WHAT YOU NEED TO DO:
Select and reproduce each line of the listing below that bears the string "left".

GIVEN DATA:
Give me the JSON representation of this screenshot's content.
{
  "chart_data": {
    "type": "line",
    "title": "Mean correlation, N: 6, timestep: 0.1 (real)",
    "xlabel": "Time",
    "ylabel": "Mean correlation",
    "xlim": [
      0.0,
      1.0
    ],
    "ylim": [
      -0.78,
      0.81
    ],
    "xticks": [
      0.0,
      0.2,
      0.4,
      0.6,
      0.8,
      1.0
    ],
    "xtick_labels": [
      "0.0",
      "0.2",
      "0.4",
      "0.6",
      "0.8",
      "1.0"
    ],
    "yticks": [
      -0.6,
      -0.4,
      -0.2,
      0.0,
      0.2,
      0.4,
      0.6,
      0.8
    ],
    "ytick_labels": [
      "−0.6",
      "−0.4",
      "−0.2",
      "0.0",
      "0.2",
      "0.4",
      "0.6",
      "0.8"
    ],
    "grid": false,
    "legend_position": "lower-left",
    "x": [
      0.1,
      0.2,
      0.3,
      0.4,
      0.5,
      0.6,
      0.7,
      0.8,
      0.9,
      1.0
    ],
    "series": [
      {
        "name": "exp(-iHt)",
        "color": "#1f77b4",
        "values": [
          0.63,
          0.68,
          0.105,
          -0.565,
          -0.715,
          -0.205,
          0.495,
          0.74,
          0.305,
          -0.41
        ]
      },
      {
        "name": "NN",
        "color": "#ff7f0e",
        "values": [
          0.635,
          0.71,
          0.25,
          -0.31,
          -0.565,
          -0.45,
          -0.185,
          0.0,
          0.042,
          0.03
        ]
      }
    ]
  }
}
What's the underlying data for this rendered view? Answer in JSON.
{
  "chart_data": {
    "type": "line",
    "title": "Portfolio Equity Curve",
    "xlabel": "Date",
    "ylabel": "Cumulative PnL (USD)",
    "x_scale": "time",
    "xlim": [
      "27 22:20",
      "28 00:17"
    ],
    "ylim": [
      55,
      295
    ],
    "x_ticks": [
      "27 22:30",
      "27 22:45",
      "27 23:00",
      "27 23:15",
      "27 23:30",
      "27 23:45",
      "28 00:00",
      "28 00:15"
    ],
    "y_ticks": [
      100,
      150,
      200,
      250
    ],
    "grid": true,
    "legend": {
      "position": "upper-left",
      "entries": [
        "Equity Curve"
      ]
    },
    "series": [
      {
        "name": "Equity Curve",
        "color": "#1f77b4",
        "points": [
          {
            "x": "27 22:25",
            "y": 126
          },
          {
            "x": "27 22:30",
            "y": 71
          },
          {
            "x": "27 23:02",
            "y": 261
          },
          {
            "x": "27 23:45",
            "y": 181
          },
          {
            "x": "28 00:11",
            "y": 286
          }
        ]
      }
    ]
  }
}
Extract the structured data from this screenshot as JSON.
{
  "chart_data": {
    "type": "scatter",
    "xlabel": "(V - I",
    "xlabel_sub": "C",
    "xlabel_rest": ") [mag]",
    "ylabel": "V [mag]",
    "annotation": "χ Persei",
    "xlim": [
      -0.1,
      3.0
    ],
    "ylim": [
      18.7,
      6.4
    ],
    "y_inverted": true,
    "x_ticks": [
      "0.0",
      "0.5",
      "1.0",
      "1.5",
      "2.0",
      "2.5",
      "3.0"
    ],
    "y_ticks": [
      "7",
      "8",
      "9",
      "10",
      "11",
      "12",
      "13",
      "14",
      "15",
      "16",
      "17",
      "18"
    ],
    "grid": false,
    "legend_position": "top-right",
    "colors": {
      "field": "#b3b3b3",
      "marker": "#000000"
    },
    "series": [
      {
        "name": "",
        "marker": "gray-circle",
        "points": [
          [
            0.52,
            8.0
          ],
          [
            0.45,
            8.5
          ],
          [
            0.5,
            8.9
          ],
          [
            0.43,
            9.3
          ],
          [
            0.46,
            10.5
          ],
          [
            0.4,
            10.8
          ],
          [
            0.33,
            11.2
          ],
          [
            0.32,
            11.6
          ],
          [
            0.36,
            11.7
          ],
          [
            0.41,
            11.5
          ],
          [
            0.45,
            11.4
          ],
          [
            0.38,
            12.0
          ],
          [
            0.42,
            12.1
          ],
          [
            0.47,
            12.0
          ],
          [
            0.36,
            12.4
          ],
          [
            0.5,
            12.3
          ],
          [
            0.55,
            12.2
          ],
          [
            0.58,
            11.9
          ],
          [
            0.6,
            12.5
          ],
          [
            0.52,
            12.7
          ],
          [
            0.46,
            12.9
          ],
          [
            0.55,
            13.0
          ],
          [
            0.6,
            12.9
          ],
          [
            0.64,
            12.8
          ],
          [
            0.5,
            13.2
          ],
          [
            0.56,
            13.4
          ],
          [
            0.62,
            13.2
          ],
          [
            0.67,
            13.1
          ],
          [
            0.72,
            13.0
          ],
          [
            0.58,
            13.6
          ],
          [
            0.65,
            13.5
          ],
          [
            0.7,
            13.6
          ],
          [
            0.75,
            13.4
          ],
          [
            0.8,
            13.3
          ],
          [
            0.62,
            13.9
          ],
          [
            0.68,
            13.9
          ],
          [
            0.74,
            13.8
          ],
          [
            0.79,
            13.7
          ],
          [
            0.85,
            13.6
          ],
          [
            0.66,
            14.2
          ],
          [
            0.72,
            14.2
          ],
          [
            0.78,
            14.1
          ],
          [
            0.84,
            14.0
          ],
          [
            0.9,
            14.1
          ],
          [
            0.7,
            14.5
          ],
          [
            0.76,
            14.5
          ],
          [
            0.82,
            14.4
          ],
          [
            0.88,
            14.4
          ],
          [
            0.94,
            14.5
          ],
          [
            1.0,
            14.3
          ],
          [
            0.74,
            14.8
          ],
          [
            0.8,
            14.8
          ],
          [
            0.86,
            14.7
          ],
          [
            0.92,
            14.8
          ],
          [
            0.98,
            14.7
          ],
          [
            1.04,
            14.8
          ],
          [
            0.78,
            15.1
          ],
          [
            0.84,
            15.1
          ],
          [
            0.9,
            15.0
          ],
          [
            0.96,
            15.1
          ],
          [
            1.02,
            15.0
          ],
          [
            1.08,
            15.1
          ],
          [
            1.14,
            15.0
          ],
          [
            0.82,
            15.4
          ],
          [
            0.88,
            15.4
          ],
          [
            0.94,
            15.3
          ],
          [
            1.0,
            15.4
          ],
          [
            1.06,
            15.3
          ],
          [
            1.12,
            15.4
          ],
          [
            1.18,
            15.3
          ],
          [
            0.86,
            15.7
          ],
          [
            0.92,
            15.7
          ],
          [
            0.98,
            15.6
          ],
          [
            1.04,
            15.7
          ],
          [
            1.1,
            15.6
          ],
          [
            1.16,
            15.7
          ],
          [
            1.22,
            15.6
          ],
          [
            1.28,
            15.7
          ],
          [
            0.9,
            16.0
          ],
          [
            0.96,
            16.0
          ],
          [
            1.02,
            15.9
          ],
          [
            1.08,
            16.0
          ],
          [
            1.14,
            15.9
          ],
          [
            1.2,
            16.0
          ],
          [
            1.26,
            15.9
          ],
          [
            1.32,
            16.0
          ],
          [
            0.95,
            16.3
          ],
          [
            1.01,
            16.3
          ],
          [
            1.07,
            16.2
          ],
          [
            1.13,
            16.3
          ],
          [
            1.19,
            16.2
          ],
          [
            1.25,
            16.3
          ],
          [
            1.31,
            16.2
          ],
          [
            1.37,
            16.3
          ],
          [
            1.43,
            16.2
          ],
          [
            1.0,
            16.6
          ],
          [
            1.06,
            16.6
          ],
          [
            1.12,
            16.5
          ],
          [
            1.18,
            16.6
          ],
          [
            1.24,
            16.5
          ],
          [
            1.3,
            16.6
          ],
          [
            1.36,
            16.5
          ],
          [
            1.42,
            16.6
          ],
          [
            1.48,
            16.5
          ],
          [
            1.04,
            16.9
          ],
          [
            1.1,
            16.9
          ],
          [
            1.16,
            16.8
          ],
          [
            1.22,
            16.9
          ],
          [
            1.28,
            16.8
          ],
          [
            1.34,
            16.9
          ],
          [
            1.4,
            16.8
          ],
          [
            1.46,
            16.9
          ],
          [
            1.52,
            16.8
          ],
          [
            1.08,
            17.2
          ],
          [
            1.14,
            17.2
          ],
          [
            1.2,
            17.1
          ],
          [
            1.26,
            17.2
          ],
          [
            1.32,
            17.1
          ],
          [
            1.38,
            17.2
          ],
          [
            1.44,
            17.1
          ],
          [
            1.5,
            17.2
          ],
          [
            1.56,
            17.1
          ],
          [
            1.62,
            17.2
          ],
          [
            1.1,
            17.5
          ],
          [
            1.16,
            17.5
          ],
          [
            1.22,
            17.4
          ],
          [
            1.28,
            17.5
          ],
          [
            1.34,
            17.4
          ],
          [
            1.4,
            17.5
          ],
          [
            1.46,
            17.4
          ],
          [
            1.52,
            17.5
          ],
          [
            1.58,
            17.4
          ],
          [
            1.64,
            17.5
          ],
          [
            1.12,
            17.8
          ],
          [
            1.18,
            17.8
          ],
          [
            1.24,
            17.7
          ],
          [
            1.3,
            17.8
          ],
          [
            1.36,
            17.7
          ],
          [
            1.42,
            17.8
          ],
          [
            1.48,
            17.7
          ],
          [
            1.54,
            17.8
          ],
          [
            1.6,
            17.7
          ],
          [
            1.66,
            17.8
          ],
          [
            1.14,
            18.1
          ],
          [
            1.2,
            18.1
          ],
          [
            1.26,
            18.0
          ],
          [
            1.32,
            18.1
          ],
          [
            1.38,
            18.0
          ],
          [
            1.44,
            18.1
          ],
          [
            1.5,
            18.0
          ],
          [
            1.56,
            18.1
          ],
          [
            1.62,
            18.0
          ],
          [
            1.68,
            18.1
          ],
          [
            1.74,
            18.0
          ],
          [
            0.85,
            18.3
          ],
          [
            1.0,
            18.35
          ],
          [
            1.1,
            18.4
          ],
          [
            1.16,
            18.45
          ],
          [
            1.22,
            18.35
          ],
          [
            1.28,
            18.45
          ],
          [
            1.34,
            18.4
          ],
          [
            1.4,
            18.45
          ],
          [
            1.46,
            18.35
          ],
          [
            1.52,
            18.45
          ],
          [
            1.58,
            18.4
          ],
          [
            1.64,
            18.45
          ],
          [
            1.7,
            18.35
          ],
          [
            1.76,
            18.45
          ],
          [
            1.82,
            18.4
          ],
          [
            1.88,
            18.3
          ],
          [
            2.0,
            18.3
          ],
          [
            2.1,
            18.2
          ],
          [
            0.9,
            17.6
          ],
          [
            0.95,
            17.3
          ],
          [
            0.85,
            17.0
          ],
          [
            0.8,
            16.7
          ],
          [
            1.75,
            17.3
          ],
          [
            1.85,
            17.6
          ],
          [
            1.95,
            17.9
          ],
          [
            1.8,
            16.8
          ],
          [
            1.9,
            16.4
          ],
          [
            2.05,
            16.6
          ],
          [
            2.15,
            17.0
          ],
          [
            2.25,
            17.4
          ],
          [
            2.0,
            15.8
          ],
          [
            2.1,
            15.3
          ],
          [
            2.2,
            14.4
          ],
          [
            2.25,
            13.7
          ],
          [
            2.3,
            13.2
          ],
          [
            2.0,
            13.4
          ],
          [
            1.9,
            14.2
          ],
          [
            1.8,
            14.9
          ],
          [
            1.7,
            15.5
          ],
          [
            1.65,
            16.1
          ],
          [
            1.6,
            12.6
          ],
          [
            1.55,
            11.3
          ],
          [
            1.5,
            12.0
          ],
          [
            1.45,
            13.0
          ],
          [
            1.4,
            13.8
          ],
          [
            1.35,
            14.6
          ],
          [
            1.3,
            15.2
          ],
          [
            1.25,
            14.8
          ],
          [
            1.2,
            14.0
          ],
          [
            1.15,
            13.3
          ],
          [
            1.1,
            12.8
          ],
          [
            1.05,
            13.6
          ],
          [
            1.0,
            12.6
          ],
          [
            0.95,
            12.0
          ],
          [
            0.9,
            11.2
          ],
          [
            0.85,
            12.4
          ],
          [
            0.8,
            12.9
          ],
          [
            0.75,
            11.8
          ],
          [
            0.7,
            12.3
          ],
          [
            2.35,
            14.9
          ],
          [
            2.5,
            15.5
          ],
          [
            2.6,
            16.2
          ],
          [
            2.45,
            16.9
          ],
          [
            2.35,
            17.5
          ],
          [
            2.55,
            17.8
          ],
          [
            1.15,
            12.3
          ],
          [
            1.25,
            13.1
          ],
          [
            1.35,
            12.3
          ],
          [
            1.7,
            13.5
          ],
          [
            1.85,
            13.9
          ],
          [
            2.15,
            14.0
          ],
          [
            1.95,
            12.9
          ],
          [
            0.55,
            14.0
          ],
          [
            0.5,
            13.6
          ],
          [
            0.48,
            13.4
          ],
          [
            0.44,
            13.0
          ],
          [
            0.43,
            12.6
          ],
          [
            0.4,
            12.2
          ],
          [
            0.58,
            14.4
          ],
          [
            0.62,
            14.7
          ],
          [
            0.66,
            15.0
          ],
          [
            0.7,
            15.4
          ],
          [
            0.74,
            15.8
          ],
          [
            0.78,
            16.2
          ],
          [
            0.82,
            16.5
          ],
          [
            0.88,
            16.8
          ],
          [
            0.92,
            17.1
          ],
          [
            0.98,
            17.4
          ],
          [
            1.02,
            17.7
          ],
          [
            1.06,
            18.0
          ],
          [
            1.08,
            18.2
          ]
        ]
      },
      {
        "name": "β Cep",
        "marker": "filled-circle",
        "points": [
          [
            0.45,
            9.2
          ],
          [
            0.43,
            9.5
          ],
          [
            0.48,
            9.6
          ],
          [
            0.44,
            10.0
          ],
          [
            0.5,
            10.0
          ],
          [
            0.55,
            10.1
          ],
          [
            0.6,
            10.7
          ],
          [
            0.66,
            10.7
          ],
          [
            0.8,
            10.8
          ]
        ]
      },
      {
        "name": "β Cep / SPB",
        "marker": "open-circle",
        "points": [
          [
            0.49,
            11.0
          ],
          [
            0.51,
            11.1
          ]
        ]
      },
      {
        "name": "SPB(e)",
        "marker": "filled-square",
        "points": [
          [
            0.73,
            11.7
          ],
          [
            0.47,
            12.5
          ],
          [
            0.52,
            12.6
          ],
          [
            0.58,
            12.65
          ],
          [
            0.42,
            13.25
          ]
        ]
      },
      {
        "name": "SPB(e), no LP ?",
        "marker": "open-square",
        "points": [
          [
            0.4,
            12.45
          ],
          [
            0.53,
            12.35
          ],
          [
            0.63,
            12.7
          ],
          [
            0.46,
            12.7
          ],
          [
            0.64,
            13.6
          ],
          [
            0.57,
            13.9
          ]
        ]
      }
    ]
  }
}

SOLVED EXERCISE:
    "legend_position": "lower-left",
      "position": "upper-left",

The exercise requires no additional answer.